Sebastian Coe no longer runs for England, he runs it. As a first-year member of Parliament, representing Falmouth and Camborne, the two-time Olympic gold medalist bustles around the Palace of Westminster with the same silken stride, the same seemingly effortless burst of acceleration he showed a dozen years ago while setting the world 800-meter record in Italy. "My days as a middle-distance runner are over," Coe concedes. But he still races through life. "I would love someone to give me a ball and chain," says Elsbeth Percival, his secretary. "I just can't hold him down."

Coe, who's 36, is one of a new breed of young moderate Conservatives. He has been called the embodiment of the Thatcherite ideal of athletics: clean, straight, forthright, a bit of a Yup person. Yet in his sudden, darting smile you notice the slightest hint of subversiveness: He may be the only Tory in Parliament who can recite the dialogue from Monty Python and the Holy Grail pretty much line for line. "I have no plans to serve in the Ministry of Silly Walks," he says stoutly.

During the four days a week the House of Commons is in session, Coe mingles with his 649 fellow MPs in an ancient rabbit warren of dusty cubbyholes posing as offices. On this particular morning he settles in behind his desk and treats a visitor to a lengthy discourse on sports and politics. "Both result in injuries," he allows. "But in sports they're very rarely inflicted by your own teammates."

His bid for public office was a three-year marathon. Shortly after Coe failed to be named to Britain's '88 Olympic team, Tory bigwigs picked him to be a candidate in the next parliamentary election. What made Sebastian run? It wasn't the salary (the $50,000 is just a fraction of what he still makes in endorsements) or the hours (up to 15 a day). "I've wanted to go into politics since I was 12," he says. "I'm arrogant enough to think I can make a difference."

When elections were finally called last March, Coe ran in a district his Tory predecessor had won by just 5,039 votes. Candidate Coe campaigned door-to-door, shaking "maybe 8,000 hands," he says. He was invited into one home to find a 24-foot python slithering around the living-room floor. "My patter left me," he recalls. "This was a giant thing as thick as my thigh!" When the owner asked if he would care to see the boa constrictor in the bedroom, Coe sputtered, "No thank you" and politely left. You don't need every vote.

■ Provided material
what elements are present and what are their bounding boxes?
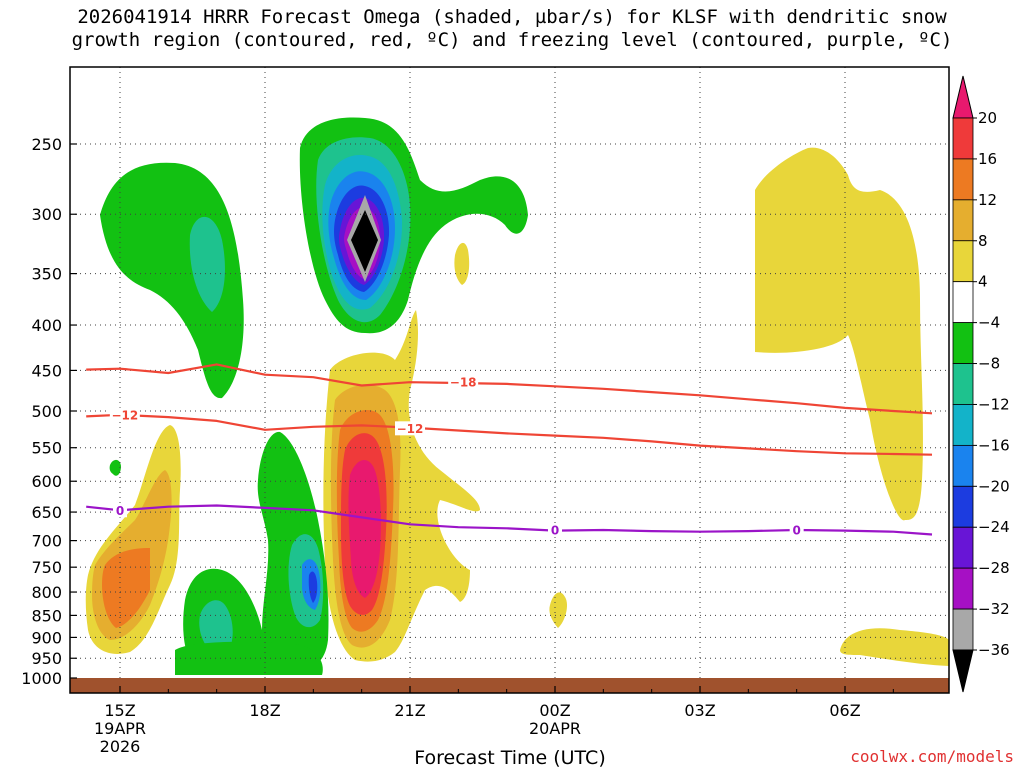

■ To-do list
(a) Answer these questions from the Sebastian Coe profile, one per line:
(i) How old is Coe?
(ii) Which constituency does he represent in Parliament?
(iii) By how many votes had his Tory predecessor won that district?
(b) Summarize the Sebastian Coe profile in two sentences.

■ Task-by-task answers
(a)
(i) 36
(ii) Falmouth and Camborne
(iii) 5,039

(b) Sebastian Coe, a two-time Olympic gold medalist who once set the world 800-meter record, is now a 36-year-old first-year Conservative member of Parliament for Falmouth and Camborne. Tory leaders picked him as a candidate after he failed to make Britain's '88 Olympic team, and he campaigned door-to-door in a closely held district, saying he has wanted to go into politics since he was 12.